• **Aim of the task**
Report all lines from the entries below in which "Saturday" appears.

───── Records to use ─────

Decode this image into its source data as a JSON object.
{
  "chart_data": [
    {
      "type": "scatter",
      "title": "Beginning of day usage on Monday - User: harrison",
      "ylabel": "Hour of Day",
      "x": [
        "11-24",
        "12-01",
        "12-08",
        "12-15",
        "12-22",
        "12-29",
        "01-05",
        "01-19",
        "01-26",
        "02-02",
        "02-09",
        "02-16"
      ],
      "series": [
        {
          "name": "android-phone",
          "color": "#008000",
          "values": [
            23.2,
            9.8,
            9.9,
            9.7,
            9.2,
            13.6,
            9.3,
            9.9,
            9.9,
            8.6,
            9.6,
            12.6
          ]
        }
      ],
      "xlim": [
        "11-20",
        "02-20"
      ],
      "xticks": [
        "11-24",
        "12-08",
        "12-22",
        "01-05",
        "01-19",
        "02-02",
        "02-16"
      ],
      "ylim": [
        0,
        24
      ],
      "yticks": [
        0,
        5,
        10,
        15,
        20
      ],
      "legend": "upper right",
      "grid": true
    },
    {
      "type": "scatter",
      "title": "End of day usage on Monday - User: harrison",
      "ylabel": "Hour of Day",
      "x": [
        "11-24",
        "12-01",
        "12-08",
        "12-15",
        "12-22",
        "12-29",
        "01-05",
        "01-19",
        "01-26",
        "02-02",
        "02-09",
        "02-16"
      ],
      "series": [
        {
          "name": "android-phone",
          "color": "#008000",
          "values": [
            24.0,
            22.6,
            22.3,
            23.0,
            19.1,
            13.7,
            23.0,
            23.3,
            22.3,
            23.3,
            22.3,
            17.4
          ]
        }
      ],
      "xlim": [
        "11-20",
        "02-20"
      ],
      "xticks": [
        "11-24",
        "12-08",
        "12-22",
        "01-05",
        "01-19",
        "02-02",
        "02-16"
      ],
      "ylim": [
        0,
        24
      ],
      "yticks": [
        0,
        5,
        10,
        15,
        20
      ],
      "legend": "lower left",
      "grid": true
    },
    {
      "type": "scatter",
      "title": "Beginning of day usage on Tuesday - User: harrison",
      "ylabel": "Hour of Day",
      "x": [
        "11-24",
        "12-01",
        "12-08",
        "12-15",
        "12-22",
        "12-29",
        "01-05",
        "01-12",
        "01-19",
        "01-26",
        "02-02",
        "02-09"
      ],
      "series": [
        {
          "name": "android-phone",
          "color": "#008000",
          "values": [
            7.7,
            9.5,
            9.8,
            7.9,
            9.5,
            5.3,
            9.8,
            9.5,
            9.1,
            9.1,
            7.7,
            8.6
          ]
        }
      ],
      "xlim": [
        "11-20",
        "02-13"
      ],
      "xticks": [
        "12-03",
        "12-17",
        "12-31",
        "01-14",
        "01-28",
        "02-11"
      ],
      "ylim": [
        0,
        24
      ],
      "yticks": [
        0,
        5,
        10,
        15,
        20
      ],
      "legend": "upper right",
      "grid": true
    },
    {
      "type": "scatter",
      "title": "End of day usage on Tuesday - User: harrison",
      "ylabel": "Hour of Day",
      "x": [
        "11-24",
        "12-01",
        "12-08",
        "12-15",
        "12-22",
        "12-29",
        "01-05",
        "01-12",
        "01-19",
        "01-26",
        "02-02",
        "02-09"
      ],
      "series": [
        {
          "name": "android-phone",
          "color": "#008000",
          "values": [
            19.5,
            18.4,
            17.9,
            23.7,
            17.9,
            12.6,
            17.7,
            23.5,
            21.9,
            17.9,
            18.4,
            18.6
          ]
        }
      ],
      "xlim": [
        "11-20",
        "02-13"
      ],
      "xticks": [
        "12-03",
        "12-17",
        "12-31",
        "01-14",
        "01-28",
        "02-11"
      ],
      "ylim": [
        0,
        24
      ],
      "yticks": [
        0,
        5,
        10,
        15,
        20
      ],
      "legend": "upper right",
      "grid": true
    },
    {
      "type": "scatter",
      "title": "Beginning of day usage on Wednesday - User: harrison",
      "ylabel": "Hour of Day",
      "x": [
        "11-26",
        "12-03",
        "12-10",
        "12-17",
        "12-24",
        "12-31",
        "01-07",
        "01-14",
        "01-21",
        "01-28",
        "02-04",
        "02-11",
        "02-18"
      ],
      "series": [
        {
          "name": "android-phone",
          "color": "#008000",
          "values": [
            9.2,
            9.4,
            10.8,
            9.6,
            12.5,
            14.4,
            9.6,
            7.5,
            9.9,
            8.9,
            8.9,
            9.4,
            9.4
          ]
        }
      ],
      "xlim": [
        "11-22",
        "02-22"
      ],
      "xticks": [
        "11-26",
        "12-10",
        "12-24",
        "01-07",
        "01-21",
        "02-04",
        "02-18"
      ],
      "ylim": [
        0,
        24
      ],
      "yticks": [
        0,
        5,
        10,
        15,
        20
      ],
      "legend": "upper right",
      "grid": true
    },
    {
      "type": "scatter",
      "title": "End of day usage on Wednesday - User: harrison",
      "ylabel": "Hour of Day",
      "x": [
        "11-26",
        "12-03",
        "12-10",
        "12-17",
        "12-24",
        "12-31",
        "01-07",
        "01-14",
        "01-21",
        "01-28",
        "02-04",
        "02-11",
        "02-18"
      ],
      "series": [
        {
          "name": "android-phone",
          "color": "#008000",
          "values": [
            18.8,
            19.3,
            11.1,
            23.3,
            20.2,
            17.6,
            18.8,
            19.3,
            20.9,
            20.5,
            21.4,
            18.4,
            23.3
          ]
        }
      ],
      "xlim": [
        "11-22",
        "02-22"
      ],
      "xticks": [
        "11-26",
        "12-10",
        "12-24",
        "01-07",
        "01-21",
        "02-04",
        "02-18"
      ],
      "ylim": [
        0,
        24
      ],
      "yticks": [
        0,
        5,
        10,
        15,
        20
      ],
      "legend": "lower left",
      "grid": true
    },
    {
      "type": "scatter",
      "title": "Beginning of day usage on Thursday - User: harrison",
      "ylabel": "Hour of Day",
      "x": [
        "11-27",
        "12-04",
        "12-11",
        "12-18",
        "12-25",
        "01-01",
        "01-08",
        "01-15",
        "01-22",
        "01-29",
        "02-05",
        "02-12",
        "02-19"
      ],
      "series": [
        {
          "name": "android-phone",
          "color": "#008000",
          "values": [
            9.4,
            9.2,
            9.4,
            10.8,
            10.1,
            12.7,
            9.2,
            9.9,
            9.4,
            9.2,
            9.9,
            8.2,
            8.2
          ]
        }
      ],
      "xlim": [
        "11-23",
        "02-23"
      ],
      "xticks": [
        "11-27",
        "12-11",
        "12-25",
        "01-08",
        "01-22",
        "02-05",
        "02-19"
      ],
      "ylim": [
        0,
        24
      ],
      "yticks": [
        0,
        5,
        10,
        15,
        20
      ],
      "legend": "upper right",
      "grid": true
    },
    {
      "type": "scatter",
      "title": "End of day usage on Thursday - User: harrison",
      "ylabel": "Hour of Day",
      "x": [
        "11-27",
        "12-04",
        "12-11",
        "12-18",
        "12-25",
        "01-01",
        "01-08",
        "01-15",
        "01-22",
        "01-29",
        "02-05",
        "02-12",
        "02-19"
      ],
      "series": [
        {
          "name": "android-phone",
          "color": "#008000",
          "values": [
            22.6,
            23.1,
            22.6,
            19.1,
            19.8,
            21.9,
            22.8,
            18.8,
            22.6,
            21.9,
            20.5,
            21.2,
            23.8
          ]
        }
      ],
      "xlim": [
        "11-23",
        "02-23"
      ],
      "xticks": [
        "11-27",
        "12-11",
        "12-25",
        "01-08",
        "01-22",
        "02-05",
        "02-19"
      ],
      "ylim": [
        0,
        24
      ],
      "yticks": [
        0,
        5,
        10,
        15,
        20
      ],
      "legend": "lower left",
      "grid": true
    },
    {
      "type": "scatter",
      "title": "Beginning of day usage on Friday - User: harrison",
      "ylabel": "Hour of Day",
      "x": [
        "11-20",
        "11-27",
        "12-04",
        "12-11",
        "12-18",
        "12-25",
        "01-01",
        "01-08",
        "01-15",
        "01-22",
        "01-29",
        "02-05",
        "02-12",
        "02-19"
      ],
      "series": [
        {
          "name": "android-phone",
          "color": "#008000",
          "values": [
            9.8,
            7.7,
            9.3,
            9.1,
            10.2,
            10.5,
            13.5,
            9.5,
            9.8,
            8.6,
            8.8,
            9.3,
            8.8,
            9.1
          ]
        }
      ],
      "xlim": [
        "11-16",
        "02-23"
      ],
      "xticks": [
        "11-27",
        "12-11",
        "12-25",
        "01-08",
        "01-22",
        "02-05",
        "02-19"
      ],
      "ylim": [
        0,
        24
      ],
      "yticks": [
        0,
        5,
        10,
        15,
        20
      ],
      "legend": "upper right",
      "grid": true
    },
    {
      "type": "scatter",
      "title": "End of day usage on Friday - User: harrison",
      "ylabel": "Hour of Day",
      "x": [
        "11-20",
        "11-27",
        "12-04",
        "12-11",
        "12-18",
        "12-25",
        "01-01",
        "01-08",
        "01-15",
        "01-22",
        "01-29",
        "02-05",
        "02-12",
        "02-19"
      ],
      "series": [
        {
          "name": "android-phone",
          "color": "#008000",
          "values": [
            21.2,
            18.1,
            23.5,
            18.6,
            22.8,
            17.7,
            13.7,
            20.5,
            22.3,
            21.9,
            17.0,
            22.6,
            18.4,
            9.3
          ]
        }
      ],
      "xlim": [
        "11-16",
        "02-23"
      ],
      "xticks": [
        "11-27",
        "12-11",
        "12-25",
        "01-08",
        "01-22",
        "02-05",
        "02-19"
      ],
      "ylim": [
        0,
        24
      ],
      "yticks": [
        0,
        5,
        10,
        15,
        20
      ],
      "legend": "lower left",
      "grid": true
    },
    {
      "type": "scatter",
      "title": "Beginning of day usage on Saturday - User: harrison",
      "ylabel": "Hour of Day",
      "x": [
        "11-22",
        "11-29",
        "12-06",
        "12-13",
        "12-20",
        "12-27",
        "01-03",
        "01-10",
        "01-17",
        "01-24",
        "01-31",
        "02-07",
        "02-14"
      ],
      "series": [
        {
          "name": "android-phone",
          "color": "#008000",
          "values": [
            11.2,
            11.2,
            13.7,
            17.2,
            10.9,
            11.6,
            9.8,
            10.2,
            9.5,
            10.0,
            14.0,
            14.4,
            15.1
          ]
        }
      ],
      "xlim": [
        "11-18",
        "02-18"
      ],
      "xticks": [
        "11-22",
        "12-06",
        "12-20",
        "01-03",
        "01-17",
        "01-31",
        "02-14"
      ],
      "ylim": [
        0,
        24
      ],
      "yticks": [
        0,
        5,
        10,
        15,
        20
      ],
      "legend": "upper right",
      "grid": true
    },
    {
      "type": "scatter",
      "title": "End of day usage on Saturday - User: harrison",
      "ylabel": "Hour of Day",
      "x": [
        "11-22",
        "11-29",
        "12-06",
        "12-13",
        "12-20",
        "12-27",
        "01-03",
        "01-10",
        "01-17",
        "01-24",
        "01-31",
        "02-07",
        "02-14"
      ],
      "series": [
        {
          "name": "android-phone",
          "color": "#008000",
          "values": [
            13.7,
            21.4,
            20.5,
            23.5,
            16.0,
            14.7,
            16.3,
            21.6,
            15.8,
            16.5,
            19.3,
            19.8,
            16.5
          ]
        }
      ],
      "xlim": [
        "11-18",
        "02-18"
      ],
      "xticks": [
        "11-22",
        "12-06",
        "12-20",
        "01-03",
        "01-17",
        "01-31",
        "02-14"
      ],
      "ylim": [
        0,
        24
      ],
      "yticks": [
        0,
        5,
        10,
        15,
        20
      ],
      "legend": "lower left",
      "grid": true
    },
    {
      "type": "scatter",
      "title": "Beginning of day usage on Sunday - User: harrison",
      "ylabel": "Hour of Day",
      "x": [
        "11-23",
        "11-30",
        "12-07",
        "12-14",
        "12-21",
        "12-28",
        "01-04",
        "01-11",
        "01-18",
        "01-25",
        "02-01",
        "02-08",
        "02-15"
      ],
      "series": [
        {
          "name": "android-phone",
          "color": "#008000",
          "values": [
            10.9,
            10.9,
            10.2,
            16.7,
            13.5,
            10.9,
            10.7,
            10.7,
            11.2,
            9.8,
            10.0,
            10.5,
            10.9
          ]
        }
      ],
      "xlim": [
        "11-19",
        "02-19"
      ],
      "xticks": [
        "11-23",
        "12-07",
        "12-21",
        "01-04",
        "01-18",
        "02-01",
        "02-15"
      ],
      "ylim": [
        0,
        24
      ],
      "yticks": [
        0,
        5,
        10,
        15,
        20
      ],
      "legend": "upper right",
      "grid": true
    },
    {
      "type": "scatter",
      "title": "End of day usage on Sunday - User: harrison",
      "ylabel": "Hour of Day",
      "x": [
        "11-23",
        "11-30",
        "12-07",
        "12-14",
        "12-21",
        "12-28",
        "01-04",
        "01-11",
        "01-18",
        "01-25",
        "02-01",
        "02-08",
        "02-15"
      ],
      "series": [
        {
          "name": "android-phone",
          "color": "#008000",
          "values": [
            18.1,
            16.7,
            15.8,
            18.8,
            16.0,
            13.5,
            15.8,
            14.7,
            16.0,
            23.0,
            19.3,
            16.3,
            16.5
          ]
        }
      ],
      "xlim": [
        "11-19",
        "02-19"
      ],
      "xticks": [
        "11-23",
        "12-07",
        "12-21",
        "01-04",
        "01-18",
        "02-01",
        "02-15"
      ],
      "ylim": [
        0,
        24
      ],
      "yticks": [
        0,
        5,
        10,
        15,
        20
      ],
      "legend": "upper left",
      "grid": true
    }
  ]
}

─────

• **The reply**
      "title": "Beginning of day usage on Saturday - User: harrison",
      "title": "End of day usage on Saturday - User: harrison",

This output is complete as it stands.